» WORK TO DO
Reproduce all entries precisely, down to the last character.
Start of DATA ENTRIES
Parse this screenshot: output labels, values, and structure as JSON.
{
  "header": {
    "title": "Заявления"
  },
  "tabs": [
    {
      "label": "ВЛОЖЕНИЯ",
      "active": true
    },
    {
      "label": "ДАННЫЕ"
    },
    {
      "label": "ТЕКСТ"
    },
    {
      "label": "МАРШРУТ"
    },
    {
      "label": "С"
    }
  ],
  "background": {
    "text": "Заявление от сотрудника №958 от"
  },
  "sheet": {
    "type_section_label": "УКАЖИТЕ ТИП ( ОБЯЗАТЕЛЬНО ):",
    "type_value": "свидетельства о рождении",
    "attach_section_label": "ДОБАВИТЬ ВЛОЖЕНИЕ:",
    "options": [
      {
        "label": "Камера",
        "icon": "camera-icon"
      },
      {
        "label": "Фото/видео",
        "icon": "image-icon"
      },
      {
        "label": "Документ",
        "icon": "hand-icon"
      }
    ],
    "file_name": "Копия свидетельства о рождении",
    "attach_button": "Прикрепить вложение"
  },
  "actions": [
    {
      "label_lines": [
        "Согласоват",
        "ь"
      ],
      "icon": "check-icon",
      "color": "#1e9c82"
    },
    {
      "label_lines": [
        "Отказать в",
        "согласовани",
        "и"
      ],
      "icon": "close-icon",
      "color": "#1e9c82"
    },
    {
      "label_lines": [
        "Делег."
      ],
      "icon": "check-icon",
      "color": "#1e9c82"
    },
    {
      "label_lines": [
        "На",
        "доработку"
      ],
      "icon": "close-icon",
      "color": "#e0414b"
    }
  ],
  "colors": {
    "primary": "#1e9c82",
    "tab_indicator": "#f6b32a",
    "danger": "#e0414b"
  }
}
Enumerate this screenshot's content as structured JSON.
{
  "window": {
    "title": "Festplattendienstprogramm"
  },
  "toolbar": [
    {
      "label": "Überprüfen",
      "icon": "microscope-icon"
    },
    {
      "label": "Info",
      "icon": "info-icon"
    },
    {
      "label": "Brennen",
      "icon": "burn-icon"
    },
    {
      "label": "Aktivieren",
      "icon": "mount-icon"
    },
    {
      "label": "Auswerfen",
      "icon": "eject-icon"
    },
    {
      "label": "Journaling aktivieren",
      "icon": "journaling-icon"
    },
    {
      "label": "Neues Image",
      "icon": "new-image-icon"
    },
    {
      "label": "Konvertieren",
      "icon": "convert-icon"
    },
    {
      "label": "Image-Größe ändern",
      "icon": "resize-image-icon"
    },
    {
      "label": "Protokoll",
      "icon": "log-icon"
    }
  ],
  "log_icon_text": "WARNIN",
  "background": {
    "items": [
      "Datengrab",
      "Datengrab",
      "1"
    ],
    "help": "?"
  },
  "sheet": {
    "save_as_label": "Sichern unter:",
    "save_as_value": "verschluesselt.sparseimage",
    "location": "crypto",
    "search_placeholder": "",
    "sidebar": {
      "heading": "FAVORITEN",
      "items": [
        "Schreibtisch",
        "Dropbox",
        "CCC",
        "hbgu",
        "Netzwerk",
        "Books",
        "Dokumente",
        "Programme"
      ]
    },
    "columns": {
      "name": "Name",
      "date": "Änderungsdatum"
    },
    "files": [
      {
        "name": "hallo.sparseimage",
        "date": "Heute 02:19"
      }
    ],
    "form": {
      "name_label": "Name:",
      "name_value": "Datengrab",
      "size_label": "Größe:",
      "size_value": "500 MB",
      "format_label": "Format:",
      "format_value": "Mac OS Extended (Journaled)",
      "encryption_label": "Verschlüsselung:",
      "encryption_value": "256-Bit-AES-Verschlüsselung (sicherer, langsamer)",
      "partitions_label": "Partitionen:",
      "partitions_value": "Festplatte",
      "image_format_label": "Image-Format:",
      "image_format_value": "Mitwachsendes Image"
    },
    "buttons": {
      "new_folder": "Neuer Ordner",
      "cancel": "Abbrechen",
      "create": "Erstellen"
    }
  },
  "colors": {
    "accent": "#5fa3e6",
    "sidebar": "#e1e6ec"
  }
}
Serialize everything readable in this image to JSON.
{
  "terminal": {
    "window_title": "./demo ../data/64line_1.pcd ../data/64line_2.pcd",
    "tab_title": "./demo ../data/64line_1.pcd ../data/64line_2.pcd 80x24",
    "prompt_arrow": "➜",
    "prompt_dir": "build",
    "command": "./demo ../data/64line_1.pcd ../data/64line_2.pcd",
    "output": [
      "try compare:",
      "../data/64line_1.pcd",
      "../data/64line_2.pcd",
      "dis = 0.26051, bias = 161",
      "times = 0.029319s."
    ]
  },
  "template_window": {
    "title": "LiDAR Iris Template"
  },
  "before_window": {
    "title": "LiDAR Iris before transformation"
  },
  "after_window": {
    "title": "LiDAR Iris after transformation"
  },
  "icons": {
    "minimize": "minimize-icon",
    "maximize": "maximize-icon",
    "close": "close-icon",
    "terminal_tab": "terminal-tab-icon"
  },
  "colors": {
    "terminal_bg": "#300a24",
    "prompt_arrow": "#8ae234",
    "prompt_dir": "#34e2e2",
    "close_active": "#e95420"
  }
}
End of DATA ENTRIES
» SOLUTION FOR THIS EXERCISE
Parse this screenshot: output labels, values, and structure as JSON.
{
  "header": {
    "title": "Заявления"
  },
  "tabs": [
    {
      "label": "ВЛОЖЕНИЯ",
      "active": true
    },
    {
      "label": "ДАННЫЕ"
    },
    {
      "label": "ТЕКСТ"
    },
    {
      "label": "МАРШРУТ"
    },
    {
      "label": "С"
    }
  ],
  "background": {
    "text": "Заявление от сотрудника №958 от"
  },
  "sheet": {
    "type_section_label": "УКАЖИТЕ ТИП ( ОБЯЗАТЕЛЬНО ):",
    "type_value": "свидетельства о рождении",
    "attach_section_label": "ДОБАВИТЬ ВЛОЖЕНИЕ:",
    "options": [
      {
        "label": "Камера",
        "icon": "camera-icon"
      },
      {
        "label": "Фото/видео",
        "icon": "image-icon"
      },
      {
        "label": "Документ",
        "icon": "hand-icon"
      }
    ],
    "file_name": "Копия свидетельства о рождении",
    "attach_button": "Прикрепить вложение"
  },
  "actions": [
    {
      "label_lines": [
        "Согласоват",
        "ь"
      ],
      "icon": "check-icon",
      "color": "#1e9c82"
    },
    {
      "label_lines": [
        "Отказать в",
        "согласовани",
        "и"
      ],
      "icon": "close-icon",
      "color": "#1e9c82"
    },
    {
      "label_lines": [
        "Делег."
      ],
      "icon": "check-icon",
      "color": "#1e9c82"
    },
    {
      "label_lines": [
        "На",
        "доработку"
      ],
      "icon": "close-icon",
      "color": "#e0414b"
    }
  ],
  "colors": {
    "primary": "#1e9c82",
    "tab_indicator": "#f6b32a",
    "danger": "#e0414b"
  }
}
Enumerate this screenshot's content as structured JSON.
{
  "window": {
    "title": "Festplattendienstprogramm"
  },
  "toolbar": [
    {
      "label": "Überprüfen",
      "icon": "microscope-icon"
    },
    {
      "label": "Info",
      "icon": "info-icon"
    },
    {
      "label": "Brennen",
      "icon": "burn-icon"
    },
    {
      "label": "Aktivieren",
      "icon": "mount-icon"
    },
    {
      "label": "Auswerfen",
      "icon": "eject-icon"
    },
    {
      "label": "Journaling aktivieren",
      "icon": "journaling-icon"
    },
    {
      "label": "Neues Image",
      "icon": "new-image-icon"
    },
    {
      "label": "Konvertieren",
      "icon": "convert-icon"
    },
    {
      "label": "Image-Größe ändern",
      "icon": "resize-image-icon"
    },
    {
      "label": "Protokoll",
      "icon": "log-icon"
    }
  ],
  "log_icon_text": "WARNIN",
  "background": {
    "items": [
      "Datengrab",
      "Datengrab",
      "1"
    ],
    "help": "?"
  },
  "sheet": {
    "save_as_label": "Sichern unter:",
    "save_as_value": "verschluesselt.sparseimage",
    "location": "crypto",
    "search_placeholder": "",
    "sidebar": {
      "heading": "FAVORITEN",
      "items": [
        "Schreibtisch",
        "Dropbox",
        "CCC",
        "hbgu",
        "Netzwerk",
        "Books",
        "Dokumente",
        "Programme"
      ]
    },
    "columns": {
      "name": "Name",
      "date": "Änderungsdatum"
    },
    "files": [
      {
        "name": "hallo.sparseimage",
        "date": "Heute 02:19"
      }
    ],
    "form": {
      "name_label": "Name:",
      "name_value": "Datengrab",
      "size_label": "Größe:",
      "size_value": "500 MB",
      "format_label": "Format:",
      "format_value": "Mac OS Extended (Journaled)",
      "encryption_label": "Verschlüsselung:",
      "encryption_value": "256-Bit-AES-Verschlüsselung (sicherer, langsamer)",
      "partitions_label": "Partitionen:",
      "partitions_value": "Festplatte",
      "image_format_label": "Image-Format:",
      "image_format_value": "Mitwachsendes Image"
    },
    "buttons": {
      "new_folder": "Neuer Ordner",
      "cancel": "Abbrechen",
      "create": "Erstellen"
    }
  },
  "colors": {
    "accent": "#5fa3e6",
    "sidebar": "#e1e6ec"
  }
}
Serialize everything readable in this image to JSON.
{
  "terminal": {
    "window_title": "./demo ../data/64line_1.pcd ../data/64line_2.pcd",
    "tab_title": "./demo ../data/64line_1.pcd ../data/64line_2.pcd 80x24",
    "prompt_arrow": "➜",
    "prompt_dir": "build",
    "command": "./demo ../data/64line_1.pcd ../data/64line_2.pcd",
    "output": [
      "try compare:",
      "../data/64line_1.pcd",
      "../data/64line_2.pcd",
      "dis = 0.26051, bias = 161",
      "times = 0.029319s."
    ]
  },
  "template_window": {
    "title": "LiDAR Iris Template"
  },
  "before_window": {
    "title": "LiDAR Iris before transformation"
  },
  "after_window": {
    "title": "LiDAR Iris after transformation"
  },
  "icons": {
    "minimize": "minimize-icon",
    "maximize": "maximize-icon",
    "close": "close-icon",
    "terminal_tab": "terminal-tab-icon"
  },
  "colors": {
    "terminal_bg": "#300a24",
    "prompt_arrow": "#8ae234",
    "prompt_dir": "#34e2e2",
    "close_active": "#e95420"
  }
}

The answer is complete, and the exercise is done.